(Dataset rows about figures)
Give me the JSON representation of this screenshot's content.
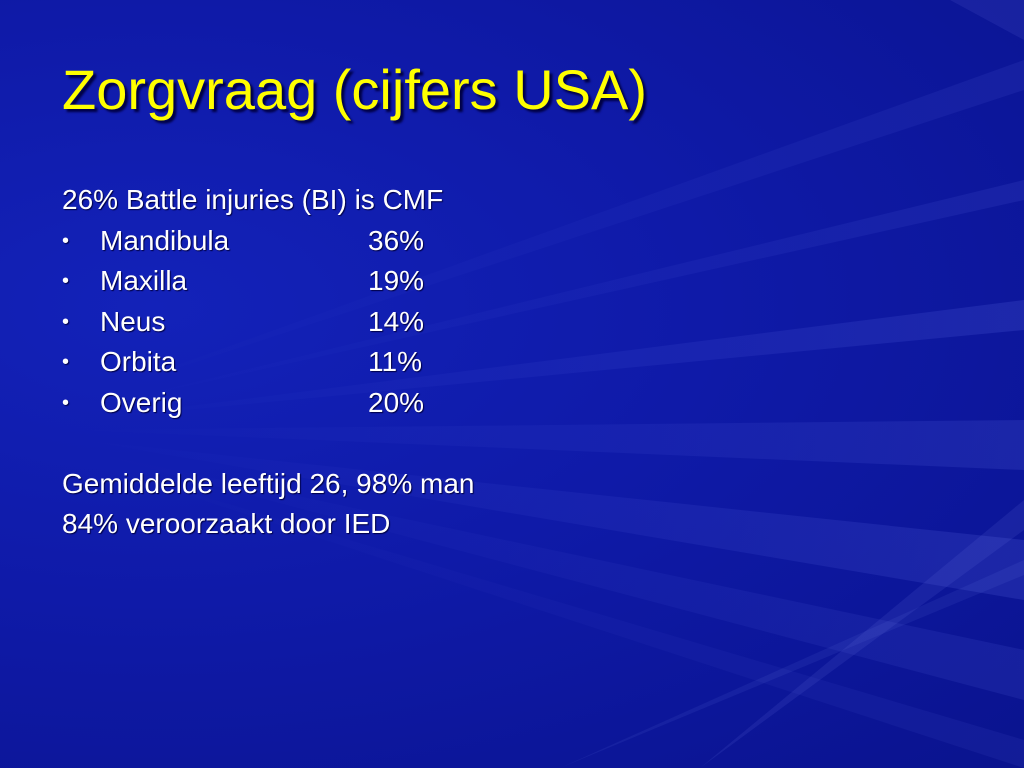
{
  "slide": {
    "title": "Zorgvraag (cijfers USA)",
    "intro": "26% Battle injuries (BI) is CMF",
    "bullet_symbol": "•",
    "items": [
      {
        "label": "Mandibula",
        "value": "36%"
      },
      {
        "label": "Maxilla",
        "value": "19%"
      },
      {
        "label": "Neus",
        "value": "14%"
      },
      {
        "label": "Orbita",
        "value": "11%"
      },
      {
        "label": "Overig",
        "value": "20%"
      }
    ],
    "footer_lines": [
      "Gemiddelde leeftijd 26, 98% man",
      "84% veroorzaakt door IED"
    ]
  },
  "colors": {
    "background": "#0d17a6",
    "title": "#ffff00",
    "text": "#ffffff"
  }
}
--
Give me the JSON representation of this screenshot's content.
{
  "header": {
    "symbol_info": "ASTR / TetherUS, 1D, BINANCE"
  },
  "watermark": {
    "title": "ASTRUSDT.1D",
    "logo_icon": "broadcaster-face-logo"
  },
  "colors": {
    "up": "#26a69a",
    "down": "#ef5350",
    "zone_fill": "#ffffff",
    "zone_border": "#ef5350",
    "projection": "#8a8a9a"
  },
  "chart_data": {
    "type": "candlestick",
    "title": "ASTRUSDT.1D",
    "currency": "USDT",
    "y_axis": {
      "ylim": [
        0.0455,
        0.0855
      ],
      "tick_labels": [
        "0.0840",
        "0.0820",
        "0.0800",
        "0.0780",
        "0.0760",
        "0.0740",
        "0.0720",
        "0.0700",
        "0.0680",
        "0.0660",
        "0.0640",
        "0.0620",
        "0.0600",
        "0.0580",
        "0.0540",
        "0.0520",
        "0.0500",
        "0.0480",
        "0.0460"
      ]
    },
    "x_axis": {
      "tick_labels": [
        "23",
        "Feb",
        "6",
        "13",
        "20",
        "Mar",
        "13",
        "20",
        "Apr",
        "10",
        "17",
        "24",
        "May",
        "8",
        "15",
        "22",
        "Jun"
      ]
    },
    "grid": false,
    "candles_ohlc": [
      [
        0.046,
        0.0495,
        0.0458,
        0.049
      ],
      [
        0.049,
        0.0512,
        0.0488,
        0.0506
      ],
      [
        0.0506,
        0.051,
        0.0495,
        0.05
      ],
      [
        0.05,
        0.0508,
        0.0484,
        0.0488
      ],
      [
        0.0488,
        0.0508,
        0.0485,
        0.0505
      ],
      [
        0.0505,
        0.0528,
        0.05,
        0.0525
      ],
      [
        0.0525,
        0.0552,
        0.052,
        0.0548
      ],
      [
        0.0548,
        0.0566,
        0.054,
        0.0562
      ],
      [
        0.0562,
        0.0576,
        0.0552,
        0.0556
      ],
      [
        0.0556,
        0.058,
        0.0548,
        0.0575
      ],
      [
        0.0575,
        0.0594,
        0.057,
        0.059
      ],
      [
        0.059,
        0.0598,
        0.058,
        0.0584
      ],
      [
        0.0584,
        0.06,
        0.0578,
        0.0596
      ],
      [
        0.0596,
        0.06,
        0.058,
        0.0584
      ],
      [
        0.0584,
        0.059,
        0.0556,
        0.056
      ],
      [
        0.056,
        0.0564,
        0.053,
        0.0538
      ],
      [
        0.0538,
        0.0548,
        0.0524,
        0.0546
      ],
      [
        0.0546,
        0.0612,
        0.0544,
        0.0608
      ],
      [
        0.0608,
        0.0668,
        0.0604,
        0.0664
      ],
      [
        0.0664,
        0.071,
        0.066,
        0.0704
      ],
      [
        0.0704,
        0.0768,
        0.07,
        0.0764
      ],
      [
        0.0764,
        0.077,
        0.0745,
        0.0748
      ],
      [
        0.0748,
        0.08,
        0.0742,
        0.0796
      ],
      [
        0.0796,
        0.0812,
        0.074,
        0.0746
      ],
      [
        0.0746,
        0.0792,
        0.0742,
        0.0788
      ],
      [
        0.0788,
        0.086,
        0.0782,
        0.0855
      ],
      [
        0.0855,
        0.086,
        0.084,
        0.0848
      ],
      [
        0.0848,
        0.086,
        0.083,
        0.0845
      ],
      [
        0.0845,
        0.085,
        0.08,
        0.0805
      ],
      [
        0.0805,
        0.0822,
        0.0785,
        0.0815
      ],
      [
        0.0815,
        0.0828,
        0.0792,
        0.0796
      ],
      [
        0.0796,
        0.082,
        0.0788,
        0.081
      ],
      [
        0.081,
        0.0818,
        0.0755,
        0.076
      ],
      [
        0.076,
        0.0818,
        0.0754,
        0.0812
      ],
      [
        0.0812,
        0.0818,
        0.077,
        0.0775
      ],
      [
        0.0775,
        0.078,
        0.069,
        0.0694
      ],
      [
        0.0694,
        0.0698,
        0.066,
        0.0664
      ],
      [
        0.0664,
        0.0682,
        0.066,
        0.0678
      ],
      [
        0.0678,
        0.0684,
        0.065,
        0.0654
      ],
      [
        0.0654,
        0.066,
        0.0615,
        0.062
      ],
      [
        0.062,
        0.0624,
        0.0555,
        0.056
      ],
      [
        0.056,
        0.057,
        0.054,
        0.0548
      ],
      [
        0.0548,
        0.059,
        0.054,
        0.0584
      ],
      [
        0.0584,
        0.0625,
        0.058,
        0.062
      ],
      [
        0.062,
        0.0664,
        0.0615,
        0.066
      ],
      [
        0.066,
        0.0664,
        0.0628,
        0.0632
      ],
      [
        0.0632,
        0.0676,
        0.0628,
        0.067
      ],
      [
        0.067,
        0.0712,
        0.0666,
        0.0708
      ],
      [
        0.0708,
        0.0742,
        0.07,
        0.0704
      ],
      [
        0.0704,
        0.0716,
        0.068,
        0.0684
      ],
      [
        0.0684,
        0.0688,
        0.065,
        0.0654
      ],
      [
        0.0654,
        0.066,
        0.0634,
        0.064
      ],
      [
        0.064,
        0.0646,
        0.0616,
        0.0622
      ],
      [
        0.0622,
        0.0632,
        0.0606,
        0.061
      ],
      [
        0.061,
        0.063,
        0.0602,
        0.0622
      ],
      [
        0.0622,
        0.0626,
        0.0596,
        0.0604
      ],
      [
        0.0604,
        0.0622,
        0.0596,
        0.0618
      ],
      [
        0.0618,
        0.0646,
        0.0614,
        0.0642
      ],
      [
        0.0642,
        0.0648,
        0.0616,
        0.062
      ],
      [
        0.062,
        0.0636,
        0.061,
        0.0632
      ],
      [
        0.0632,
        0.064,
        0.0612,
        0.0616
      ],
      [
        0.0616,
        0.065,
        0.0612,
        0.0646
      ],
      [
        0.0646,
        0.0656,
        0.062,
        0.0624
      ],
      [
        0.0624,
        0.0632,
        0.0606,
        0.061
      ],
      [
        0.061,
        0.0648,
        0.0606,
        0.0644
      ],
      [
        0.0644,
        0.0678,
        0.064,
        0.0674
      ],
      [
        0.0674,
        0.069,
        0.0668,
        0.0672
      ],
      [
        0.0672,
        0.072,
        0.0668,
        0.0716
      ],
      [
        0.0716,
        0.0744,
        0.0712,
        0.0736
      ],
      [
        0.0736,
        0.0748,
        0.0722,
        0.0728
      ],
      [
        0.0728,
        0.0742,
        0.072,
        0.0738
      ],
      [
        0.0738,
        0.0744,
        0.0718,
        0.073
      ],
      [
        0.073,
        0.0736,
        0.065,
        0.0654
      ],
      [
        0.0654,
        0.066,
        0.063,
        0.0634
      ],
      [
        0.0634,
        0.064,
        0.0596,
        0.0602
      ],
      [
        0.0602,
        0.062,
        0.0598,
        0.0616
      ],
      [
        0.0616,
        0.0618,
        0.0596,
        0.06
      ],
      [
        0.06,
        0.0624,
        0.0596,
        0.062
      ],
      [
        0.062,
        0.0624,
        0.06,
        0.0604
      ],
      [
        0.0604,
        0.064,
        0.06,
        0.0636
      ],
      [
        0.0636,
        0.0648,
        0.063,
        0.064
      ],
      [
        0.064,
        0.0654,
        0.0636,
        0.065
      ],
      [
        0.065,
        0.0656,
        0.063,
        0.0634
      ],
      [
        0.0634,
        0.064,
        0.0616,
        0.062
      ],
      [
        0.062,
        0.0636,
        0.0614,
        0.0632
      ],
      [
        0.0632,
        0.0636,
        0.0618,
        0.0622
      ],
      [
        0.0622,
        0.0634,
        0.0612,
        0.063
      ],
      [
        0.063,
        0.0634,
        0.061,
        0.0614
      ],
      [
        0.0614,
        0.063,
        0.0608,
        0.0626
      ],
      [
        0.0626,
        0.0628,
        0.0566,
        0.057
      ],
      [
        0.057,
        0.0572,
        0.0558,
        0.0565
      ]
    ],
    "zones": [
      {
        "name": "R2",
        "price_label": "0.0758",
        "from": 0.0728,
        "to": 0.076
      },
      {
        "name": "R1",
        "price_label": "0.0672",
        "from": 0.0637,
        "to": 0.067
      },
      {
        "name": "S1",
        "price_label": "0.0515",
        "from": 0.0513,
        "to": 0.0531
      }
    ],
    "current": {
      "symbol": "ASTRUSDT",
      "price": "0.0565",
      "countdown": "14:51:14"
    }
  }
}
...
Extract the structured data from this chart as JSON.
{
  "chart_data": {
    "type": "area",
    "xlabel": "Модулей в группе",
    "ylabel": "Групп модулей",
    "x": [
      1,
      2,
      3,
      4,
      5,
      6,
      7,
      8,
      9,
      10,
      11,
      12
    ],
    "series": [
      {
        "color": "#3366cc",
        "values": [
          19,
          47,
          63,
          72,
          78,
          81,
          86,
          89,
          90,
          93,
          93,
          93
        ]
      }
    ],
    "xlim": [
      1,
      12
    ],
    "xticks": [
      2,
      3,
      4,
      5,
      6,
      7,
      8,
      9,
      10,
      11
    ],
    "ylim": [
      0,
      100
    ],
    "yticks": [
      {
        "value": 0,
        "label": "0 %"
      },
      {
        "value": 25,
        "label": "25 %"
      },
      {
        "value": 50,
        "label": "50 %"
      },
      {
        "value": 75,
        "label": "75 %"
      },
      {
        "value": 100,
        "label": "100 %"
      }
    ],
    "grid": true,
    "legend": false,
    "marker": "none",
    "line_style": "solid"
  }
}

§ What to do
Copy out each line of the data where the string "title" appears.

§ Final result
    "title": "Zorgvraag (cijfers USA)",
    "title": "#ffff00",
    "title": "ASTRUSDT.1D",
    "title": "ASTRUSDT.1D",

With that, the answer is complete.